List every line below containing "lower".

Dataset records:
▬▬▬

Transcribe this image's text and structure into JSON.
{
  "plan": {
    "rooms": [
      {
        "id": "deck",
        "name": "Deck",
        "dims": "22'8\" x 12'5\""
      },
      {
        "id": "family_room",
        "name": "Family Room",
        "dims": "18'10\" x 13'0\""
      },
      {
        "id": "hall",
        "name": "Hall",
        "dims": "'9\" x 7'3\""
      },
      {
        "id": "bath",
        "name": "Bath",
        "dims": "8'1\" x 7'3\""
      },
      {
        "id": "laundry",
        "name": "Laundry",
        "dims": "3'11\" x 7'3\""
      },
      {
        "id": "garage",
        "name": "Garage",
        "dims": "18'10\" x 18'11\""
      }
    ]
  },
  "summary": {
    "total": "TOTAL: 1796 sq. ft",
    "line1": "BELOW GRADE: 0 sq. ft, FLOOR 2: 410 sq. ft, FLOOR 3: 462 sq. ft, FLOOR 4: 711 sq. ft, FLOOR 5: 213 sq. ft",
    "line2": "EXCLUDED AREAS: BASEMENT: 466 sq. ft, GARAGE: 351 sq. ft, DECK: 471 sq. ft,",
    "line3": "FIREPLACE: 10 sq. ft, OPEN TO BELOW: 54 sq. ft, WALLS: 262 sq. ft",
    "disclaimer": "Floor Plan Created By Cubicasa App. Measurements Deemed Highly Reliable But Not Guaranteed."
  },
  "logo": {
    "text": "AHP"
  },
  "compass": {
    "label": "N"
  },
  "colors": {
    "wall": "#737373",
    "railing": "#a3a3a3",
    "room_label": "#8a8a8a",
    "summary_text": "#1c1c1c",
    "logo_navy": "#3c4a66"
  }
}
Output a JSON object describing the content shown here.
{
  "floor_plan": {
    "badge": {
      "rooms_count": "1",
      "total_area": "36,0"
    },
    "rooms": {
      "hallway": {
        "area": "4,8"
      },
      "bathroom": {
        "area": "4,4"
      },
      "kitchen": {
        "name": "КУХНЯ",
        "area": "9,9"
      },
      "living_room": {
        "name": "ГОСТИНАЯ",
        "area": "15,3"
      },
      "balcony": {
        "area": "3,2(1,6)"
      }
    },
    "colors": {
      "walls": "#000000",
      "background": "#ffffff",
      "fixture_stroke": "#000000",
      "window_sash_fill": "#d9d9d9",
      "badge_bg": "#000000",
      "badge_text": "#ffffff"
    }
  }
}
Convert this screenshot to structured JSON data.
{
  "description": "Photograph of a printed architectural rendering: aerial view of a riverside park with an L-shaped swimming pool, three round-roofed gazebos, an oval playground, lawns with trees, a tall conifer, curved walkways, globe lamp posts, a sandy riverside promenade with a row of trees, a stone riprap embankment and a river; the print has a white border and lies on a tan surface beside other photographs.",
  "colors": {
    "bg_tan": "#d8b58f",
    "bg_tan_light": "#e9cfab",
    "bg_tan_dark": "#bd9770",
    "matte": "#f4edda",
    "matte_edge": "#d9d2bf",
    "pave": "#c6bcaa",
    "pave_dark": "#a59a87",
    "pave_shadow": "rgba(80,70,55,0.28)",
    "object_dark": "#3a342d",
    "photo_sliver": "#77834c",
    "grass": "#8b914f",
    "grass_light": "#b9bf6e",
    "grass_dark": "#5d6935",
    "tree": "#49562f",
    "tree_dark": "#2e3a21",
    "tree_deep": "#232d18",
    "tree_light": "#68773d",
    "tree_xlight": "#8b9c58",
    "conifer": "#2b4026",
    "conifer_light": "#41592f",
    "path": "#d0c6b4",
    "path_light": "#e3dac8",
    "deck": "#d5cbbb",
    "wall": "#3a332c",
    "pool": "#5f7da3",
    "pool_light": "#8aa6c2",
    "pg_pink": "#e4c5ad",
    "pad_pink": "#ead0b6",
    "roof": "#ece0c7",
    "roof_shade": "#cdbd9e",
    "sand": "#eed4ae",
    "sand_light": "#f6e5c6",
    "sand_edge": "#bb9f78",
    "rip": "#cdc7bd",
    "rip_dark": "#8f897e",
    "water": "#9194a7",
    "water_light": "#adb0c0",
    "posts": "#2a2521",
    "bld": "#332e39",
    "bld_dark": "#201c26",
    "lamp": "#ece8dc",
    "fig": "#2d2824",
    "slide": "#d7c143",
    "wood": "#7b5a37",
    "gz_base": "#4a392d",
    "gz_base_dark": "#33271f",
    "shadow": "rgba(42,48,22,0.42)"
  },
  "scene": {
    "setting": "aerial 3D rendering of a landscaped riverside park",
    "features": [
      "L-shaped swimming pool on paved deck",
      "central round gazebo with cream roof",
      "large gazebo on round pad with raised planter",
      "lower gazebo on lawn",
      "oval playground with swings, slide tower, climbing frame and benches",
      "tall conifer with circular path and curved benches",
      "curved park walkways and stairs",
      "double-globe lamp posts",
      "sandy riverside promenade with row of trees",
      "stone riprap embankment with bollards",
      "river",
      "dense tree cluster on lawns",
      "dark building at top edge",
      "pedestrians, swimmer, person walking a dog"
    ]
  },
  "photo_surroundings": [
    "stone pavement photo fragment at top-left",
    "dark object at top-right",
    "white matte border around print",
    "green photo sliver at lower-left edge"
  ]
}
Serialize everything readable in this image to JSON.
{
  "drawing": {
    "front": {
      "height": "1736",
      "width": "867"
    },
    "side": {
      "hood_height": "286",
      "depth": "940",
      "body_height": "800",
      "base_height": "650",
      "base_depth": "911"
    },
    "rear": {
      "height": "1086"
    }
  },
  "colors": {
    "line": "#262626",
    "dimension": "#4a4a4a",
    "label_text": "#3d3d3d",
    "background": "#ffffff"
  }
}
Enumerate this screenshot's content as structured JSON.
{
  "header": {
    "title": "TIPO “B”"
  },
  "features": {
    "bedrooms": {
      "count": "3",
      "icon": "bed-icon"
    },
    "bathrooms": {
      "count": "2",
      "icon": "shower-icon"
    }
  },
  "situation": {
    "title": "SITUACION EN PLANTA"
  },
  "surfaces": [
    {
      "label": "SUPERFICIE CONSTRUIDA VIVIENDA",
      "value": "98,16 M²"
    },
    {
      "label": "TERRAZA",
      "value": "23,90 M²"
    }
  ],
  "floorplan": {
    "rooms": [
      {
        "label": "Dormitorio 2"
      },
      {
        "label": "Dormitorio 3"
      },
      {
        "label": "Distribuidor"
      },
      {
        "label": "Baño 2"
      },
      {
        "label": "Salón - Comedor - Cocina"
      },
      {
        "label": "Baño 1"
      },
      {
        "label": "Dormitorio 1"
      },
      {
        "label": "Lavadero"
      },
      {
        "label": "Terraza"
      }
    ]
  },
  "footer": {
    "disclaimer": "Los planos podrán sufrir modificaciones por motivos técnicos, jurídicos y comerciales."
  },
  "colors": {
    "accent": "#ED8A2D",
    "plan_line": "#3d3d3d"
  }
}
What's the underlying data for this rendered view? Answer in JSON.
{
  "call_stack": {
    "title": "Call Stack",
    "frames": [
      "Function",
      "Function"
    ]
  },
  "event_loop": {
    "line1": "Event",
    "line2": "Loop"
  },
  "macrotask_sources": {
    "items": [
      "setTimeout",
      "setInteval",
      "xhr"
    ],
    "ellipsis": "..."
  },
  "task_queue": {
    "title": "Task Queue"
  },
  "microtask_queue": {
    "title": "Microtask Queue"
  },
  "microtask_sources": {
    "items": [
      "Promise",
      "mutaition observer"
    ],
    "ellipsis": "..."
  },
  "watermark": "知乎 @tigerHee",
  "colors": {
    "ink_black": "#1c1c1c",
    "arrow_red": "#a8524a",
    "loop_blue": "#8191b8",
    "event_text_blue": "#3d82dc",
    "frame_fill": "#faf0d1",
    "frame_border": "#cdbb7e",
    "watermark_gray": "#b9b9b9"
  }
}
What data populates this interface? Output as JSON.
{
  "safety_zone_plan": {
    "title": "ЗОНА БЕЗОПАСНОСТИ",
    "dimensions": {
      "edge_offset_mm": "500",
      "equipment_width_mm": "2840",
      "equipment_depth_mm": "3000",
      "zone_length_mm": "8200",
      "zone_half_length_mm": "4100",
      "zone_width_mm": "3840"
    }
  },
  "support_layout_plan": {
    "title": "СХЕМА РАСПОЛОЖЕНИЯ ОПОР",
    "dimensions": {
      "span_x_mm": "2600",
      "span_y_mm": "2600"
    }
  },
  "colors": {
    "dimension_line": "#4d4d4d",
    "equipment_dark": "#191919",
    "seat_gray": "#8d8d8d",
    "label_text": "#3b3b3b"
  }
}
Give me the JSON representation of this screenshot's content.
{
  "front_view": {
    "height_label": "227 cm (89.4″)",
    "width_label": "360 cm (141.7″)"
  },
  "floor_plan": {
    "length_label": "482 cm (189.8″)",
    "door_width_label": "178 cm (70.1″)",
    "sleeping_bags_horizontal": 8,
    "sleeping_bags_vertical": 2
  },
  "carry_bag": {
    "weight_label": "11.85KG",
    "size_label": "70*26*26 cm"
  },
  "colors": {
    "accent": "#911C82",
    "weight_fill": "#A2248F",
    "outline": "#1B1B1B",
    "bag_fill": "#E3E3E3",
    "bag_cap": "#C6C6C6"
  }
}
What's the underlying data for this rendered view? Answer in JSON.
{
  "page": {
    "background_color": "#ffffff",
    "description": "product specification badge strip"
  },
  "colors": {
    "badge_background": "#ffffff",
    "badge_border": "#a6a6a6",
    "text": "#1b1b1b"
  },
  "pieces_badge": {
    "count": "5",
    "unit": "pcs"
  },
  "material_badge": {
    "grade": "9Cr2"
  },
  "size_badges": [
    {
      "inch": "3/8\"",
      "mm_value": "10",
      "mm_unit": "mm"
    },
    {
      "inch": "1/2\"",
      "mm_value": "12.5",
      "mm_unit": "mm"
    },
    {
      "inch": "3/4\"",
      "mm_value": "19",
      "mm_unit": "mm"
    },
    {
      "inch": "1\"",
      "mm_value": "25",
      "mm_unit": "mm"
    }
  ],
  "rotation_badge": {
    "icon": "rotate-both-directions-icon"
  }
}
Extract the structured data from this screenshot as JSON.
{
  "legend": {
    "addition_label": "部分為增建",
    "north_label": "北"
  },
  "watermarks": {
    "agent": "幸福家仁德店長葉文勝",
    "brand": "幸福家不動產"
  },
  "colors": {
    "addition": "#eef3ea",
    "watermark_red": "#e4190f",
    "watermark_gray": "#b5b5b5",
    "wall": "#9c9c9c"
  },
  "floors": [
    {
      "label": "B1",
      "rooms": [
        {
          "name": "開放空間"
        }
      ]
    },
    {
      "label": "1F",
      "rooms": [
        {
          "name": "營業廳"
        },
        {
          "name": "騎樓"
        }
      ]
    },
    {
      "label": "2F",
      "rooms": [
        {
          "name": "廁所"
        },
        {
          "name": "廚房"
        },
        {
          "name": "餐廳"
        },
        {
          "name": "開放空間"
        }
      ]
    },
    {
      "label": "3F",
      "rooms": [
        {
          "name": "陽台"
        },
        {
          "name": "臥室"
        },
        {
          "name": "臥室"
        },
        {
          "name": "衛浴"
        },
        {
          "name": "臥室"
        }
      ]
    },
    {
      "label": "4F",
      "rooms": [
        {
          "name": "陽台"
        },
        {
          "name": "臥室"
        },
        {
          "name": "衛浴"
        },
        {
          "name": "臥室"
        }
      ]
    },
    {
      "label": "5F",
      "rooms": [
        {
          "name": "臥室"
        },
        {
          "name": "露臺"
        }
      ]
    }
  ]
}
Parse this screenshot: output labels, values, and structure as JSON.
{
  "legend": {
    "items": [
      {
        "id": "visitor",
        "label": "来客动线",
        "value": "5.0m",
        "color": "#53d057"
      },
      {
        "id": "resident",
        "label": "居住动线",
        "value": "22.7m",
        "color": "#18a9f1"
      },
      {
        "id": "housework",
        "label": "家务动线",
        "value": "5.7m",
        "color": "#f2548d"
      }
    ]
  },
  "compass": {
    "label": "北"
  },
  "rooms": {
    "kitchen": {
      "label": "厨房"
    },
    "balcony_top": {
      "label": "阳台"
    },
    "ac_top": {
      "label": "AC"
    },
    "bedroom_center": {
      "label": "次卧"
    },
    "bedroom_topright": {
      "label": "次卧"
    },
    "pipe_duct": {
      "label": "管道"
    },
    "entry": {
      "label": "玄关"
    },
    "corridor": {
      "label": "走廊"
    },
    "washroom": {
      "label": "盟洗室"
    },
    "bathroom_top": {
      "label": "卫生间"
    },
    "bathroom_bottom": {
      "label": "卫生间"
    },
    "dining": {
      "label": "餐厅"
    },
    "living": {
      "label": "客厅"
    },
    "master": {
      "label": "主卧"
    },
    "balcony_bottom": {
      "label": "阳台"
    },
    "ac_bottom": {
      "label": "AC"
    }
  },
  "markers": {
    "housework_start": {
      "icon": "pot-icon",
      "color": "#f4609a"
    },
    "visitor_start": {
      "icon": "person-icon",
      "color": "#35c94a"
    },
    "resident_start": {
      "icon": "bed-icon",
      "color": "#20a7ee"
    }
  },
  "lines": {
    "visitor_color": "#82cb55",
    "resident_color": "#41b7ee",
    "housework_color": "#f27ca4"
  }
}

▬▬▬

Solution for this exercise:
      "lower gazebo on lawn",
    "green photo sliver at lower-left edge"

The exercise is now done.